[What you will do]
Your task is to gather the lines below that hold the string "trees".

--- BEGIN Material provided ---

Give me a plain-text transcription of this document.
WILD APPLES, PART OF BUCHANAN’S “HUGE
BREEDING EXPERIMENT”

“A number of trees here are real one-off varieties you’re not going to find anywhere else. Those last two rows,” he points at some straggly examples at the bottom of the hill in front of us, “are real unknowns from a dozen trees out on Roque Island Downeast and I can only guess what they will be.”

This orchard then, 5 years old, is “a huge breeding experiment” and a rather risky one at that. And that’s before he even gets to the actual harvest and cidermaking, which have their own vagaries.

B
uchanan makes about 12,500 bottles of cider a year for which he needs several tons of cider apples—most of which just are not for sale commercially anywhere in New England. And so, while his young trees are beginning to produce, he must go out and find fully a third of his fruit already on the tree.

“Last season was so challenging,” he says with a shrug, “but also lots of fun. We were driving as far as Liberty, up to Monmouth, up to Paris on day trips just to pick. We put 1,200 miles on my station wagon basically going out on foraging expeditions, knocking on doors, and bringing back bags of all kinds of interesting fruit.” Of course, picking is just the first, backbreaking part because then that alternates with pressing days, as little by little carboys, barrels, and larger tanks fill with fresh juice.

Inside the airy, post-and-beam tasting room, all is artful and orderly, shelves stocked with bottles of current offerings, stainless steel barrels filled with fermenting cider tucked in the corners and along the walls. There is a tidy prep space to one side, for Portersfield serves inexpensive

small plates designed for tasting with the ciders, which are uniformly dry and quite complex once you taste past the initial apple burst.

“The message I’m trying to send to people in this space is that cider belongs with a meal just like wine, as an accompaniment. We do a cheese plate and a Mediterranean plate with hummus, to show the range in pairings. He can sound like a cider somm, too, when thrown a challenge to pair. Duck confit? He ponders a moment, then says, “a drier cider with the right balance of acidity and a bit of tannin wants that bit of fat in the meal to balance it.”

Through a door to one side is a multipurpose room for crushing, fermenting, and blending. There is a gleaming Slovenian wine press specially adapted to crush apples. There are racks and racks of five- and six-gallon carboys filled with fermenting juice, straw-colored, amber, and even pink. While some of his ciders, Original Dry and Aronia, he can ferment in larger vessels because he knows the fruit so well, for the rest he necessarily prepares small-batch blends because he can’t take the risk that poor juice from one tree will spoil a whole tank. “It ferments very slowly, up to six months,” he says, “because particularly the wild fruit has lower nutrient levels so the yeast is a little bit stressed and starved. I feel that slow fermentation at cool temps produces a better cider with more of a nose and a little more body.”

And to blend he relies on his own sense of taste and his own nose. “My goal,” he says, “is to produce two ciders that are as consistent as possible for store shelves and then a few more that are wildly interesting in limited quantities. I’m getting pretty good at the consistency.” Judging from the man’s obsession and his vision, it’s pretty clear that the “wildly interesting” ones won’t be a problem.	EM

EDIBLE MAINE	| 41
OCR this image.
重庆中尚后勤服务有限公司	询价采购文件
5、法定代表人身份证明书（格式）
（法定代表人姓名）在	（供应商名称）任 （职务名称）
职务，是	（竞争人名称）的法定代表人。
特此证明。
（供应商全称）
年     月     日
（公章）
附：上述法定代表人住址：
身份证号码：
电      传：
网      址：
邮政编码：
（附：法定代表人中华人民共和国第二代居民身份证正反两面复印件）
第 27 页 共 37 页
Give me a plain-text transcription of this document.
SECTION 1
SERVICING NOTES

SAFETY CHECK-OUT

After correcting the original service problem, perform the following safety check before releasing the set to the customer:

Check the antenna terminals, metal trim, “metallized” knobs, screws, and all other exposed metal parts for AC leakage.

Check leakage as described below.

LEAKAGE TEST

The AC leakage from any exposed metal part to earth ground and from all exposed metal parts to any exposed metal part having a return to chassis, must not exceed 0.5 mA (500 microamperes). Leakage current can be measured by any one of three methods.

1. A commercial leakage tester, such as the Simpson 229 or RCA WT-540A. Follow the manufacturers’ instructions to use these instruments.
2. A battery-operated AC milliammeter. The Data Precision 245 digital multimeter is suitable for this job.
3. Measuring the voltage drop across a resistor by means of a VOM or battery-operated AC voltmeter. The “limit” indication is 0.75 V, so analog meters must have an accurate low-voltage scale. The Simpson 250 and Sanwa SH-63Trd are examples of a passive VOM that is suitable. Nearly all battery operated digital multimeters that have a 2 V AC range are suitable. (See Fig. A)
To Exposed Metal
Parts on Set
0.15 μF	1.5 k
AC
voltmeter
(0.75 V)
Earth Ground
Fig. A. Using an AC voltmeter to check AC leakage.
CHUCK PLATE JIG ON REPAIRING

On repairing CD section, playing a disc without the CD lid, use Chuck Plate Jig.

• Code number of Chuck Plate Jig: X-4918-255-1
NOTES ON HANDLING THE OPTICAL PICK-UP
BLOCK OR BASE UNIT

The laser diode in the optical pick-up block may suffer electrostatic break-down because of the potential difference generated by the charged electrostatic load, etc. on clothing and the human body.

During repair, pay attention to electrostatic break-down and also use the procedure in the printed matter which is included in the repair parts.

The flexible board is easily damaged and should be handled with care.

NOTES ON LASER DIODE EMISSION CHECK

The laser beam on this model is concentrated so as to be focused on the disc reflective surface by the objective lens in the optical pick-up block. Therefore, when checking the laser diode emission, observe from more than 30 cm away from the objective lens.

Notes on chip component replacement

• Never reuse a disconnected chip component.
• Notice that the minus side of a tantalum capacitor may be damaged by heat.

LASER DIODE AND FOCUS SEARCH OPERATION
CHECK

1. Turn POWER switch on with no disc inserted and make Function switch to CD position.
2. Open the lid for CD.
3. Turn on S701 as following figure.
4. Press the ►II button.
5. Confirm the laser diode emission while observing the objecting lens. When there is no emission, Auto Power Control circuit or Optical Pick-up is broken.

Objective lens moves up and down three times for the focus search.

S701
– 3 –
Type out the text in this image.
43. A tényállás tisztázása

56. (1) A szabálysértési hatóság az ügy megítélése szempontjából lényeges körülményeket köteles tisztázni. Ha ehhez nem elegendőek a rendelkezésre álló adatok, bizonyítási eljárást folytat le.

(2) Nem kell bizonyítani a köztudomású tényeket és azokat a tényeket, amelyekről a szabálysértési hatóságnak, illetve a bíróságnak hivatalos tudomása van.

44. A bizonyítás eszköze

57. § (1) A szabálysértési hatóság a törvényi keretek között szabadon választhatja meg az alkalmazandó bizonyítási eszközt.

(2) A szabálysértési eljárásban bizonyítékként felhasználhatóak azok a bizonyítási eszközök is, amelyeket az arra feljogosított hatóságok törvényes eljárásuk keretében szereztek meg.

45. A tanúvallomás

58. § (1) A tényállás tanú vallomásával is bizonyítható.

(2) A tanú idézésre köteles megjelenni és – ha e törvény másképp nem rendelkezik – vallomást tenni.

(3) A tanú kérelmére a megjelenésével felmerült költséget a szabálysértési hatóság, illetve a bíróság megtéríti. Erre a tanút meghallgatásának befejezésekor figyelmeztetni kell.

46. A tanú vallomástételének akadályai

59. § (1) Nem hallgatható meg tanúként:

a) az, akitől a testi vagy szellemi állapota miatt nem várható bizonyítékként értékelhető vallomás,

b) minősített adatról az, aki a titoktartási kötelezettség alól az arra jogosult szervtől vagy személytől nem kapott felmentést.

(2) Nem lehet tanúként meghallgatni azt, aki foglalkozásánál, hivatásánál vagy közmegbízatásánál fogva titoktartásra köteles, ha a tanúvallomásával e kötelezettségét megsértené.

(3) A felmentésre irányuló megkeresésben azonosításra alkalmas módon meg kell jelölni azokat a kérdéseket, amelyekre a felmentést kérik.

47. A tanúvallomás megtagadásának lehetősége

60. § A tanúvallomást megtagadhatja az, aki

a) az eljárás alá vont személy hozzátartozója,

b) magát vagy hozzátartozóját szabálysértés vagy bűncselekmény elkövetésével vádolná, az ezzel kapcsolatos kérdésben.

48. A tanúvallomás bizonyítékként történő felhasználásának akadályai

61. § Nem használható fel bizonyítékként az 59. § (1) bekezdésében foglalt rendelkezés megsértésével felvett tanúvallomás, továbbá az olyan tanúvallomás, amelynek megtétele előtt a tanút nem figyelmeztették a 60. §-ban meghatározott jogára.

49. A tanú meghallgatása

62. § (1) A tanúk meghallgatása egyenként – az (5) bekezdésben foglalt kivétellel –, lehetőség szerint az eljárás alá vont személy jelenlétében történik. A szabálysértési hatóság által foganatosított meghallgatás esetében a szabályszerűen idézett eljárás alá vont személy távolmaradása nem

--- END Material provided ---

[The reply]
“A number of trees here are real one-off varieties you’re not going to find anywhere else. Those last two rows,” he points at some straggly examples at the bottom of the hill in front of us, “are real unknowns from a dozen trees out on Roque Island Downeast and I can only guess what they will be.”
uchanan makes about 12,500 bottles of cider a year for which he needs several tons of cider apples—most of which just are not for sale commercially anywhere in New England. And so, while his young trees are beginning to produce, he must go out and find fully a third of his fruit already on the tree.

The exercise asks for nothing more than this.